>> Begin TASK MATERIAL

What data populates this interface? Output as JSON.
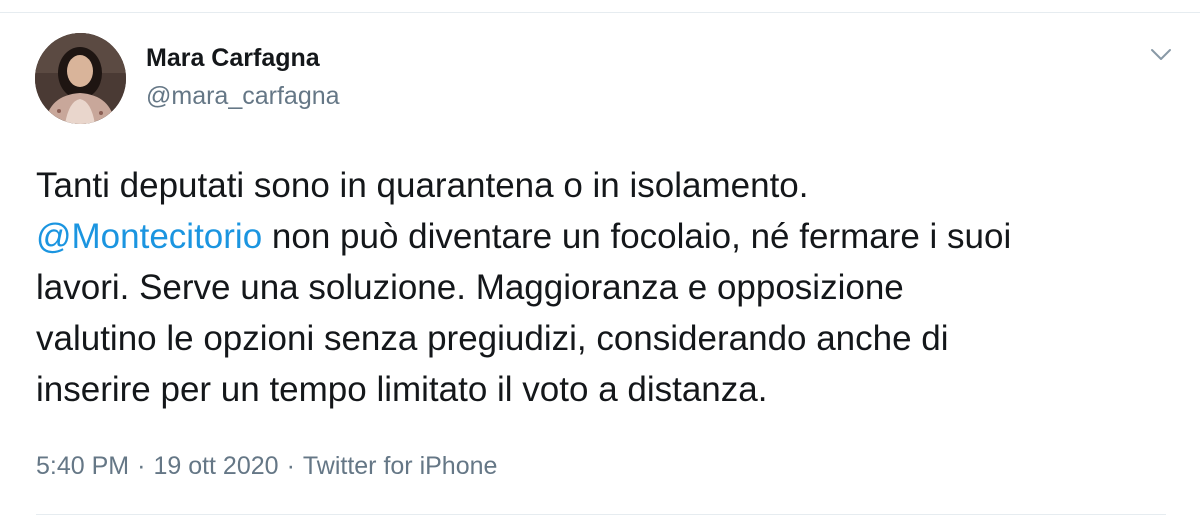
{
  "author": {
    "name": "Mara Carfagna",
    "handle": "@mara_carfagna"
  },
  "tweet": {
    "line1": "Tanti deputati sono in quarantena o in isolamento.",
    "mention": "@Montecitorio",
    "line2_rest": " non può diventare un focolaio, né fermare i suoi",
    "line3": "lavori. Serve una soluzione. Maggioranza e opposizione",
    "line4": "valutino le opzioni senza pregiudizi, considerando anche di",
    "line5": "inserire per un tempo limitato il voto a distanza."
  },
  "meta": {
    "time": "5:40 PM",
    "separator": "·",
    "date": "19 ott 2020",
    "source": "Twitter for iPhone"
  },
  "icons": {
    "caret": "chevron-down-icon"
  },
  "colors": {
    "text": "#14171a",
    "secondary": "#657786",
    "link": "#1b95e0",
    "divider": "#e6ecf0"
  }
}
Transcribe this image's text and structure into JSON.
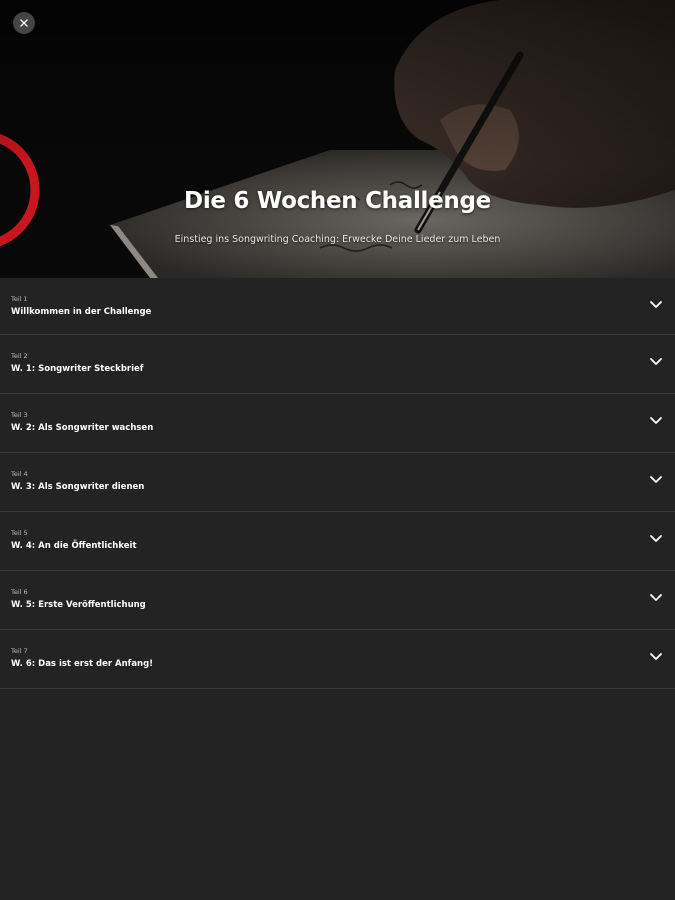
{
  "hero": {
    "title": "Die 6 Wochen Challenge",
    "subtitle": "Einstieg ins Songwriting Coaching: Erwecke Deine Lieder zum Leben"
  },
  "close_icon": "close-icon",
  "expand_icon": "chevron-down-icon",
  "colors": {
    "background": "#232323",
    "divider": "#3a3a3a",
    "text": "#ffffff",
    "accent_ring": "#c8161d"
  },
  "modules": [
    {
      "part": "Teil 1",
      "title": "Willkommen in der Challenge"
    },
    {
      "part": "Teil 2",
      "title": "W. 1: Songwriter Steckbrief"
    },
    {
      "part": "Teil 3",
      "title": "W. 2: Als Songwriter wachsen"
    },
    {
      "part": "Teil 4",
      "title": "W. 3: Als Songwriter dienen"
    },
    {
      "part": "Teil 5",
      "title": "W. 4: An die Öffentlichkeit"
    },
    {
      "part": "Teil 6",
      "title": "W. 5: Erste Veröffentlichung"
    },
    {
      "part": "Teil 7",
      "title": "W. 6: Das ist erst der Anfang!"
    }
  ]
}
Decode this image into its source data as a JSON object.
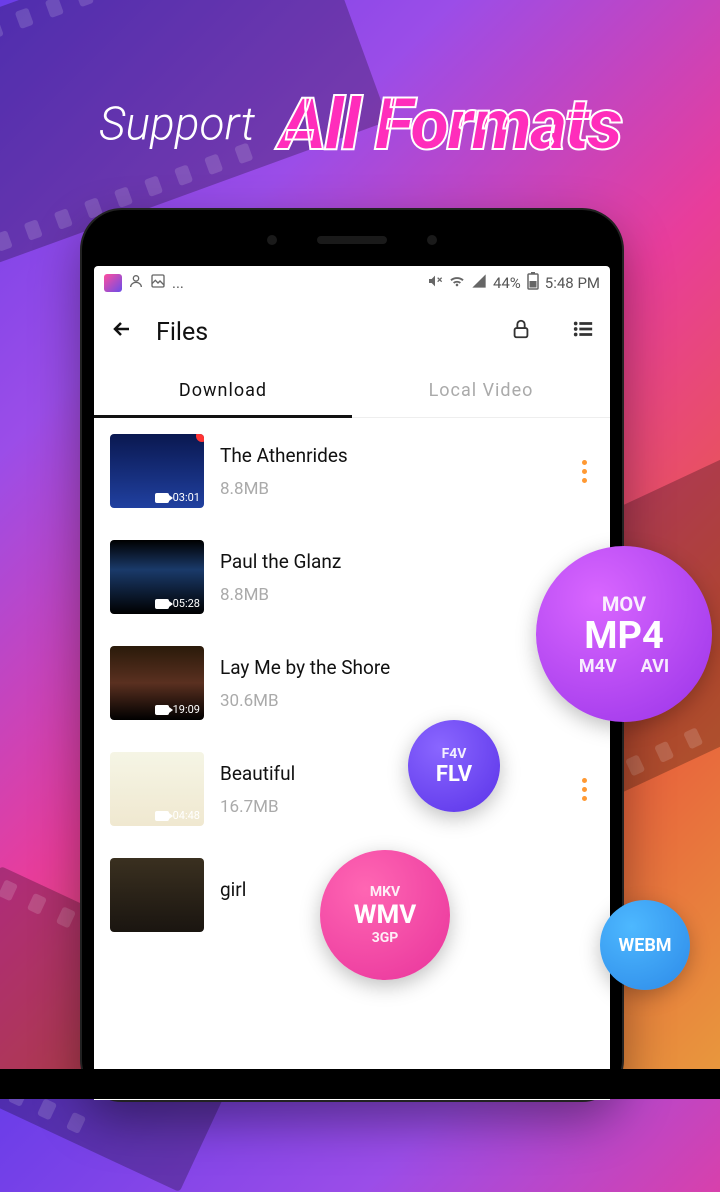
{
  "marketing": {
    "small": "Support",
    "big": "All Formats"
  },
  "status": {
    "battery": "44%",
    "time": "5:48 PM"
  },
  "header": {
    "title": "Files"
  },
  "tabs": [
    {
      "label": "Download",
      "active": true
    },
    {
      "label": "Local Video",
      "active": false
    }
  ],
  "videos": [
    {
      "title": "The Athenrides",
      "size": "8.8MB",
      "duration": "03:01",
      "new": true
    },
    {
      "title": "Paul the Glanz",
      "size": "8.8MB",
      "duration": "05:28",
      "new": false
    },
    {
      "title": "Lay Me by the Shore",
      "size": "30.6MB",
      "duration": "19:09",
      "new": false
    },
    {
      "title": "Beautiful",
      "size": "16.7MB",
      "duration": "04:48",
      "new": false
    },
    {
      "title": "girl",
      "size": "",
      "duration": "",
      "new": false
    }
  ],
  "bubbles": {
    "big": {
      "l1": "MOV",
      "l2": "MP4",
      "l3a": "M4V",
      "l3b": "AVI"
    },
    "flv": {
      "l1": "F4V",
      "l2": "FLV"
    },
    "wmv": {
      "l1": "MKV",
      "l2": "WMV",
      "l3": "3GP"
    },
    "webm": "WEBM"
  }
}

>> End TASK MATERIAL

◆ **GIVEN REQUEST**:
Copy each line of the records precisely and drop any images they hold.

◆ **PROBLEM SOLUTION**:
What data populates this interface? Output as JSON.
{
  "author": {
    "name": "Mara Carfagna",
    "handle": "@mara_carfagna"
  },
  "tweet": {
    "line1": "Tanti deputati sono in quarantena o in isolamento.",
    "mention": "@Montecitorio",
    "line2_rest": " non può diventare un focolaio, né fermare i suoi",
    "line3": "lavori. Serve una soluzione. Maggioranza e opposizione",
    "line4": "valutino le opzioni senza pregiudizi, considerando anche di",
    "line5": "inserire per un tempo limitato il voto a distanza."
  },
  "meta": {
    "time": "5:40 PM",
    "separator": "·",
    "date": "19 ott 2020",
    "source": "Twitter for iPhone"
  },
  "icons": {
    "caret": "chevron-down-icon"
  },
  "colors": {
    "text": "#14171a",
    "secondary": "#657786",
    "link": "#1b95e0",
    "divider": "#e6ecf0"
  }
}
Transcribe this image's text and structure into JSON.
{
  "hero": {
    "title": "Die 6 Wochen Challenge",
    "subtitle": "Einstieg ins Songwriting Coaching: Erwecke Deine Lieder zum Leben"
  },
  "close_icon": "close-icon",
  "expand_icon": "chevron-down-icon",
  "colors": {
    "background": "#232323",
    "divider": "#3a3a3a",
    "text": "#ffffff",
    "accent_ring": "#c8161d"
  },
  "modules": [
    {
      "part": "Teil 1",
      "title": "Willkommen in der Challenge"
    },
    {
      "part": "Teil 2",
      "title": "W. 1: Songwriter Steckbrief"
    },
    {
      "part": "Teil 3",
      "title": "W. 2: Als Songwriter wachsen"
    },
    {
      "part": "Teil 4",
      "title": "W. 3: Als Songwriter dienen"
    },
    {
      "part": "Teil 5",
      "title": "W. 4: An die Öffentlichkeit"
    },
    {
      "part": "Teil 6",
      "title": "W. 5: Erste Veröffentlichung"
    },
    {
      "part": "Teil 7",
      "title": "W. 6: Das ist erst der Anfang!"
    }
  ]
}
Decode this image into its source data as a JSON object.
{
  "marketing": {
    "small": "Support",
    "big": "All Formats"
  },
  "status": {
    "battery": "44%",
    "time": "5:48 PM"
  },
  "header": {
    "title": "Files"
  },
  "tabs": [
    {
      "label": "Download",
      "active": true
    },
    {
      "label": "Local Video",
      "active": false
    }
  ],
  "videos": [
    {
      "title": "The Athenrides",
      "size": "8.8MB",
      "duration": "03:01",
      "new": true
    },
    {
      "title": "Paul the Glanz",
      "size": "8.8MB",
      "duration": "05:28",
      "new": false
    },
    {
      "title": "Lay Me by the Shore",
      "size": "30.6MB",
      "duration": "19:09",
      "new": false
    },
    {
      "title": "Beautiful",
      "size": "16.7MB",
      "duration": "04:48",
      "new": false
    },
    {
      "title": "girl",
      "size": "",
      "duration": "",
      "new": false
    }
  ],
  "bubbles": {
    "big": {
      "l1": "MOV",
      "l2": "MP4",
      "l3a": "M4V",
      "l3b": "AVI"
    },
    "flv": {
      "l1": "F4V",
      "l2": "FLV"
    },
    "wmv": {
      "l1": "MKV",
      "l2": "WMV",
      "l3": "3GP"
    },
    "webm": "WEBM"
  }
}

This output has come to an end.